___ MATERIAL FOR THIS TASK ___
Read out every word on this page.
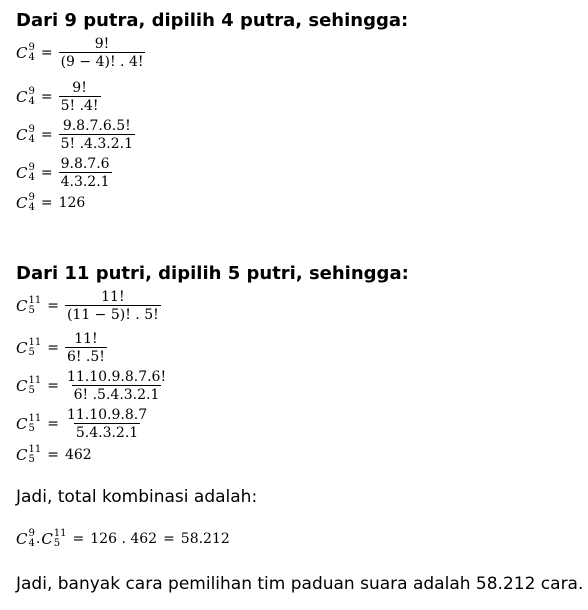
Dari 9 putra, dipilih 4 putra, sehingga:
C 9
$4 = \frac{9!}{(9 - 4)! . 4!}$
C 9
$4 = \frac{9!}{5! .4!}$
C 9
$4 = \frac{9.8.7.6.5!}{5! .4.3.2.1}$
C 9
$4 = \frac{9.8.7.6}{4.3.2.1}$
C 9
4 = 126
Dari 11 putri, dipilih 5 putri, sehingga:
C 11
$5 = \frac{11!}{(11 - 5)! . 5!}$
C 11
$5 = \frac{11!}{6! .5!}$
C 11
$5 = \frac{11.10.9.8.7.6!}{6! .5.4.3.2.1}$
C 11
$5 = \frac{11.10.9.8.7}{5.4.3.2.1}$
C 11
5 = 462
Jadi, total kombinasi adalah:
C 9
4 . C 11
5 = 126 . 462 = 58.212
Jadi, banyak cara pemilihan tim paduan suara adalah 58.212 cara.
___
= THE PROBLEM =
Gather every line from the listing above in which "dipilih" appears, and copy those lines.

= THE OUTPUT =
Dari 9 putra, dipilih 4 putra, sehingga:
Dari 11 putri, dipilih 5 putri, sehingga:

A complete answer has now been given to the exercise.